* Problem description:
Below are the records; copy each line in them that holds the word "Werthes".

* Material:
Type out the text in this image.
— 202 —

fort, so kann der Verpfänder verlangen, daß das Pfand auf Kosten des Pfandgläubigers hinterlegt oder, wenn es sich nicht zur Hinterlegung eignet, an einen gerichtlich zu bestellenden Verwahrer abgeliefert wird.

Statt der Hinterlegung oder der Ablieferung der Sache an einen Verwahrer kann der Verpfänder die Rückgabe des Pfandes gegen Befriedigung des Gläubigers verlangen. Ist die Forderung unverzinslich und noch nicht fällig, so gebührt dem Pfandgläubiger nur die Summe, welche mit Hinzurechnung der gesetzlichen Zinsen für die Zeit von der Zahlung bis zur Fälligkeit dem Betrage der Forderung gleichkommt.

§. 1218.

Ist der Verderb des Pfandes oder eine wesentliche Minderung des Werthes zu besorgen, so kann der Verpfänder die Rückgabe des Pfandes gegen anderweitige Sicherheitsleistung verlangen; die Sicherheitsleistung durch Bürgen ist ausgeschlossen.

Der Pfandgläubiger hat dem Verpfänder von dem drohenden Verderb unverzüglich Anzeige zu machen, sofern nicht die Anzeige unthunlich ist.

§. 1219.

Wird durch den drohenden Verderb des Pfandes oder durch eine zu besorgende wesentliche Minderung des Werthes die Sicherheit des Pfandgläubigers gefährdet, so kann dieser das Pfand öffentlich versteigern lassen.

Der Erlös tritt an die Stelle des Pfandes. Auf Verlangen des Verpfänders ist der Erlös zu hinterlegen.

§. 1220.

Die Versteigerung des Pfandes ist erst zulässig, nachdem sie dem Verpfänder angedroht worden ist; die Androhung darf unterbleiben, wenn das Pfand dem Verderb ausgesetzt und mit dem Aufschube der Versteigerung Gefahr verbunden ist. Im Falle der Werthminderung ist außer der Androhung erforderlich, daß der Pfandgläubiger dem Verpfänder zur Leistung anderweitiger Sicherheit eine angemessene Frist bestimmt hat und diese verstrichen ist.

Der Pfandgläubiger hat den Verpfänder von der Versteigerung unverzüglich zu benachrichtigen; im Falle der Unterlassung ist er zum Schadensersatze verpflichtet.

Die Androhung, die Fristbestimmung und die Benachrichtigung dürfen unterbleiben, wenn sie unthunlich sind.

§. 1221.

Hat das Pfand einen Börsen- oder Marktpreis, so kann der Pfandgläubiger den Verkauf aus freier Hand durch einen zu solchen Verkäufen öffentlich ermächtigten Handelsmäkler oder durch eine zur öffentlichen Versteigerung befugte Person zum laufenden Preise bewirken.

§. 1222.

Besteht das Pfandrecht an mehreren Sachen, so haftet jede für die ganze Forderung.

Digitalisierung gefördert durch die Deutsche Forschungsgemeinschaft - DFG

* Exercise answer:
Ist der Verderb des Pfandes oder eine wesentliche Minderung des Werthes zu besorgen, so kann der Verpfänder die Rückgabe des Pfandes gegen anderweitige Sicherheitsleistung verlangen; die Sicherheitsleistung durch Bürgen ist ausgeschlossen.
Wird durch den drohenden Verderb des Pfandes oder durch eine zu besorgende wesentliche Minderung des Werthes die Sicherheit des Pfandgläubigers gefährdet, so kann dieser das Pfand öffentlich versteigern lassen.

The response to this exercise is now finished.